Go through the entries and transcribe each one exactly, dropping the pictures.

(Collected data)
--------------------------------
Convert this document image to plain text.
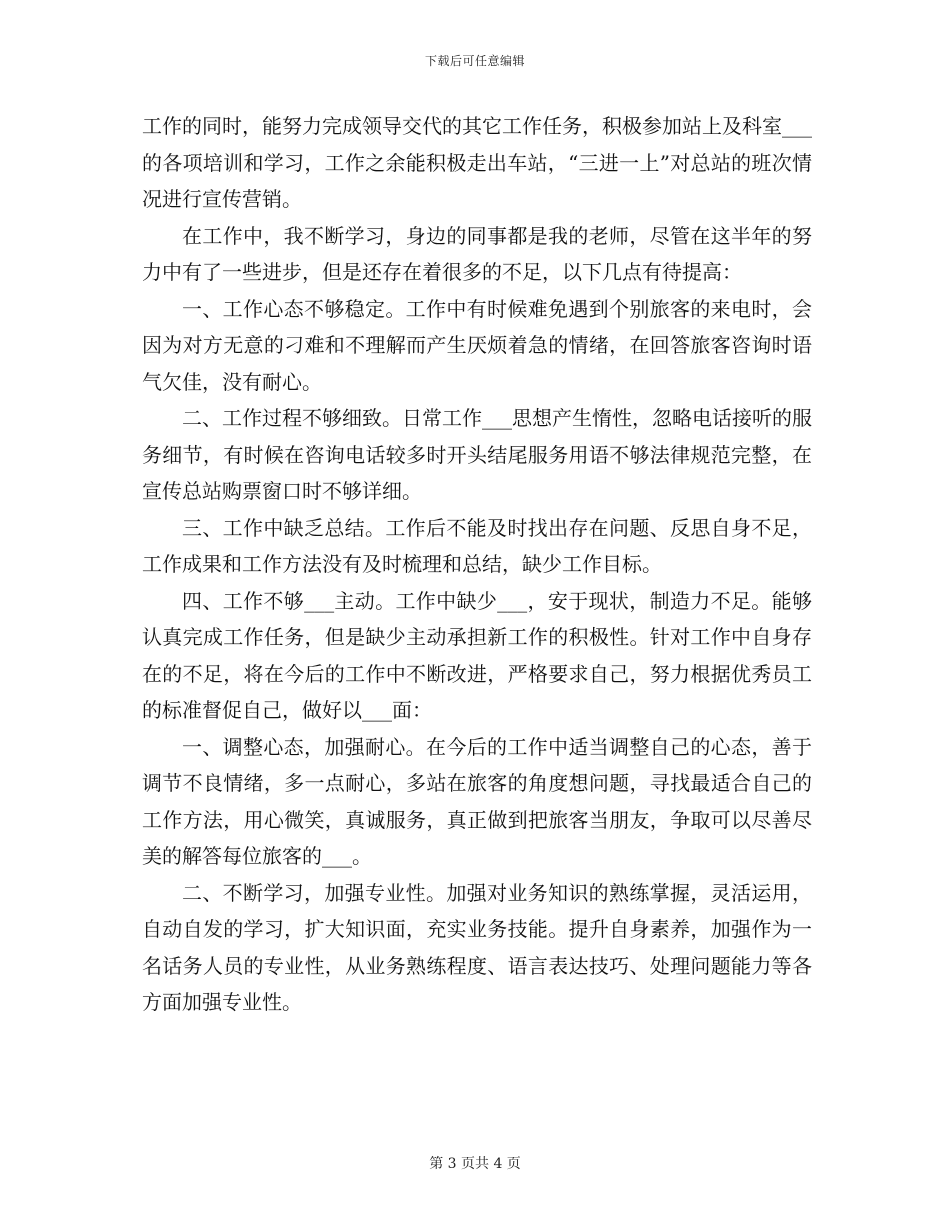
下载后可任意编辑

工作的同时，能努力完成领导交代的其它工作任务，积极参加站上及科室___的各项培训和学习，工作之余能积极走出车站，“三进一上”对总站的班次情况进行宣传营销。

在工作中，我不断学习，身边的同事都是我的老师，尽管在这半年的努力中有了一些进步，但是还存在着很多的不足，以下几点有待提高：

一、工作心态不够稳定。工作中有时候难免遇到个别旅客的来电时，会因为对方无意的刁难和不理解而产生厌烦着急的情绪，在回答旅客咨询时语气欠佳，没有耐心。

二、工作过程不够细致。日常工作___思想产生惰性，忽略电话接听的服务细节，有时候在咨询电话较多时开头结尾服务用语不够法律规范完整，在宣传总站购票窗口时不够详细。

三、工作中缺乏总结。工作后不能及时找出存在问题、反思自身不足，工作成果和工作方法没有及时梳理和总结，缺少工作目标。

四、工作不够___主动。工作中缺少___，安于现状，制造力不足。能够认真完成工作任务，但是缺少主动承担新工作的积极性。针对工作中自身存在的不足，将在今后的工作中不断改进，严格要求自己，努力根据优秀员工的标准督促自己，做好以___面：

一、调整心态，加强耐心。在今后的工作中适当调整自己的心态，善于调节不良情绪，多一点耐心，多站在旅客的角度想问题，寻找最适合自己的工作方法，用心微笑，真诚服务，真正做到把旅客当朋友，争取可以尽善尽美的解答每位旅客的___。

二、不断学习，加强专业性。加强对业务知识的熟练掌握，灵活运用，自动自发的学习，扩大知识面，充实业务技能。提升自身素养，加强作为一名话务人员的专业性，从业务熟练程度、语言表达技巧、处理问题能力等各方面加强专业性。

第 3 页共 4 页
--------------------------------
Final result
Convert this document image to plain text.
下载后可任意编辑

工作的同时，能努力完成领导交代的其它工作任务，积极参加站上及科室___的各项培训和学习，工作之余能积极走出车站，“三进一上”对总站的班次情况进行宣传营销。

在工作中，我不断学习，身边的同事都是我的老师，尽管在这半年的努力中有了一些进步，但是还存在着很多的不足，以下几点有待提高：

一、工作心态不够稳定。工作中有时候难免遇到个别旅客的来电时，会因为对方无意的刁难和不理解而产生厌烦着急的情绪，在回答旅客咨询时语气欠佳，没有耐心。

二、工作过程不够细致。日常工作___思想产生惰性，忽略电话接听的服务细节，有时候在咨询电话较多时开头结尾服务用语不够法律规范完整，在宣传总站购票窗口时不够详细。

三、工作中缺乏总结。工作后不能及时找出存在问题、反思自身不足，工作成果和工作方法没有及时梳理和总结，缺少工作目标。

四、工作不够___主动。工作中缺少___，安于现状，制造力不足。能够认真完成工作任务，但是缺少主动承担新工作的积极性。针对工作中自身存在的不足，将在今后的工作中不断改进，严格要求自己，努力根据优秀员工的标准督促自己，做好以___面：

一、调整心态，加强耐心。在今后的工作中适当调整自己的心态，善于调节不良情绪，多一点耐心，多站在旅客的角度想问题，寻找最适合自己的工作方法，用心微笑，真诚服务，真正做到把旅客当朋友，争取可以尽善尽美的解答每位旅客的___。

二、不断学习，加强专业性。加强对业务知识的熟练掌握，灵活运用，自动自发的学习，扩大知识面，充实业务技能。提升自身素养，加强作为一名话务人员的专业性，从业务熟练程度、语言表达技巧、处理问题能力等各方面加强专业性。

第 3 页共 4 页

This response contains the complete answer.